## EXERCISE TASK
Below are some entries; can you quote all of them exactly?

───── SUPPLIED DATA

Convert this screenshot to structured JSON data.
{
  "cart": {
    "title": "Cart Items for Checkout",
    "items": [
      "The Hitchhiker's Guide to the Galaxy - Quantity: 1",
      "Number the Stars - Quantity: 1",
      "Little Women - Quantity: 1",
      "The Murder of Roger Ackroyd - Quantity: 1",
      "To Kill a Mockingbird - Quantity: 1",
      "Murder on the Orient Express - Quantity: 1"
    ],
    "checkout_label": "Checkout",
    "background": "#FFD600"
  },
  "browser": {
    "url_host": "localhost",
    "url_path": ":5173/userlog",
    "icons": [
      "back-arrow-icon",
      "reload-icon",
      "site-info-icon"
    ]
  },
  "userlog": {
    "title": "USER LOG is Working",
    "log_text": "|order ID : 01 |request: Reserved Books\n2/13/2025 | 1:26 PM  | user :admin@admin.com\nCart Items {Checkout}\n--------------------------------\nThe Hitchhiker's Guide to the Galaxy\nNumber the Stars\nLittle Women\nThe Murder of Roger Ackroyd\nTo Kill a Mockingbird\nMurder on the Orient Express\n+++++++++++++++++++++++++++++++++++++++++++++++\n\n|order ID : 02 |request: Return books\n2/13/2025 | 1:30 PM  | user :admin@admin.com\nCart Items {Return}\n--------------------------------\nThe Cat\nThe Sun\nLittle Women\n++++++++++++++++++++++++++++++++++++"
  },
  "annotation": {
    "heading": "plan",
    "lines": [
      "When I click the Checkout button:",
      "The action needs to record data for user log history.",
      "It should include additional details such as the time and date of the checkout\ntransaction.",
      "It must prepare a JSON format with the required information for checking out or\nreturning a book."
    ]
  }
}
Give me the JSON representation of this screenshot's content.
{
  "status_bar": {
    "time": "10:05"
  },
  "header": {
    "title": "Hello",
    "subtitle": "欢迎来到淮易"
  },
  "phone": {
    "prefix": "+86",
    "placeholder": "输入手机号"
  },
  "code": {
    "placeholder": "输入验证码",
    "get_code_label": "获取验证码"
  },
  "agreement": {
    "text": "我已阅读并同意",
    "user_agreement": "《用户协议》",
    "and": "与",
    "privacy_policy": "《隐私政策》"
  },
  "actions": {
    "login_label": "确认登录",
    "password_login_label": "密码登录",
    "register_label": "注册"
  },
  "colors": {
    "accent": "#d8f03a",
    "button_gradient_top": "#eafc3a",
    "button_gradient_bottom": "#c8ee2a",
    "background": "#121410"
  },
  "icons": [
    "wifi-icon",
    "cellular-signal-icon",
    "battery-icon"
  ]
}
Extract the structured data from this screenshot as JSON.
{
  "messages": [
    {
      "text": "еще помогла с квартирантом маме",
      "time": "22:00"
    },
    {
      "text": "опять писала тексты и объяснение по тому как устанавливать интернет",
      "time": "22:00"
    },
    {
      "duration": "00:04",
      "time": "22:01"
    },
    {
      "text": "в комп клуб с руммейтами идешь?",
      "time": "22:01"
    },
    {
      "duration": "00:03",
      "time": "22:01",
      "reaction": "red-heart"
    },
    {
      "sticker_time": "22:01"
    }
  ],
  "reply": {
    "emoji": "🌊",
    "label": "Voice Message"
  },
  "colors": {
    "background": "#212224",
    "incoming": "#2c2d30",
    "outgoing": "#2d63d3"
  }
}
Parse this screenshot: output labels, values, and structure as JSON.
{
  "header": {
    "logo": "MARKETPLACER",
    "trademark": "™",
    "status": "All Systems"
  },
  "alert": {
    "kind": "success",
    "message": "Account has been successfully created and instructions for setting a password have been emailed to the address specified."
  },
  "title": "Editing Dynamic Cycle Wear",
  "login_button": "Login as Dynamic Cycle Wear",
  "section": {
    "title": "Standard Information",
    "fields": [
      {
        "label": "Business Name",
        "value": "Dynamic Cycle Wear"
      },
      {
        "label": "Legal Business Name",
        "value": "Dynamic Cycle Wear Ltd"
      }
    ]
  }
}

──────────

## SOLVED PROBLEM
Convert this screenshot to structured JSON data.
{
  "cart": {
    "title": "Cart Items for Checkout",
    "items": [
      "The Hitchhiker's Guide to the Galaxy - Quantity: 1",
      "Number the Stars - Quantity: 1",
      "Little Women - Quantity: 1",
      "The Murder of Roger Ackroyd - Quantity: 1",
      "To Kill a Mockingbird - Quantity: 1",
      "Murder on the Orient Express - Quantity: 1"
    ],
    "checkout_label": "Checkout",
    "background": "#FFD600"
  },
  "browser": {
    "url_host": "localhost",
    "url_path": ":5173/userlog",
    "icons": [
      "back-arrow-icon",
      "reload-icon",
      "site-info-icon"
    ]
  },
  "userlog": {
    "title": "USER LOG is Working",
    "log_text": "|order ID : 01 |request: Reserved Books\n2/13/2025 | 1:26 PM  | user :admin@admin.com\nCart Items {Checkout}\n--------------------------------\nThe Hitchhiker's Guide to the Galaxy\nNumber the Stars\nLittle Women\nThe Murder of Roger Ackroyd\nTo Kill a Mockingbird\nMurder on the Orient Express\n+++++++++++++++++++++++++++++++++++++++++++++++\n\n|order ID : 02 |request: Return books\n2/13/2025 | 1:30 PM  | user :admin@admin.com\nCart Items {Return}\n--------------------------------\nThe Cat\nThe Sun\nLittle Women\n++++++++++++++++++++++++++++++++++++"
  },
  "annotation": {
    "heading": "plan",
    "lines": [
      "When I click the Checkout button:",
      "The action needs to record data for user log history.",
      "It should include additional details such as the time and date of the checkout\ntransaction.",
      "It must prepare a JSON format with the required information for checking out or\nreturning a book."
    ]
  }
}
Give me the JSON representation of this screenshot's content.
{
  "status_bar": {
    "time": "10:05"
  },
  "header": {
    "title": "Hello",
    "subtitle": "欢迎来到淮易"
  },
  "phone": {
    "prefix": "+86",
    "placeholder": "输入手机号"
  },
  "code": {
    "placeholder": "输入验证码",
    "get_code_label": "获取验证码"
  },
  "agreement": {
    "text": "我已阅读并同意",
    "user_agreement": "《用户协议》",
    "and": "与",
    "privacy_policy": "《隐私政策》"
  },
  "actions": {
    "login_label": "确认登录",
    "password_login_label": "密码登录",
    "register_label": "注册"
  },
  "colors": {
    "accent": "#d8f03a",
    "button_gradient_top": "#eafc3a",
    "button_gradient_bottom": "#c8ee2a",
    "background": "#121410"
  },
  "icons": [
    "wifi-icon",
    "cellular-signal-icon",
    "battery-icon"
  ]
}
Extract the structured data from this screenshot as JSON.
{
  "messages": [
    {
      "text": "еще помогла с квартирантом маме",
      "time": "22:00"
    },
    {
      "text": "опять писала тексты и объяснение по тому как устанавливать интернет",
      "time": "22:00"
    },
    {
      "duration": "00:04",
      "time": "22:01"
    },
    {
      "text": "в комп клуб с руммейтами идешь?",
      "time": "22:01"
    },
    {
      "duration": "00:03",
      "time": "22:01",
      "reaction": "red-heart"
    },
    {
      "sticker_time": "22:01"
    }
  ],
  "reply": {
    "emoji": "🌊",
    "label": "Voice Message"
  },
  "colors": {
    "background": "#212224",
    "incoming": "#2c2d30",
    "outgoing": "#2d63d3"
  }
}
Parse this screenshot: output labels, values, and structure as JSON.
{
  "header": {
    "logo": "MARKETPLACER",
    "trademark": "™",
    "status": "All Systems"
  },
  "alert": {
    "kind": "success",
    "message": "Account has been successfully created and instructions for setting a password have been emailed to the address specified."
  },
  "title": "Editing Dynamic Cycle Wear",
  "login_button": "Login as Dynamic Cycle Wear",
  "section": {
    "title": "Standard Information",
    "fields": [
      {
        "label": "Business Name",
        "value": "Dynamic Cycle Wear"
      },
      {
        "label": "Legal Business Name",
        "value": "Dynamic Cycle Wear Ltd"
      }
    ]
  }
}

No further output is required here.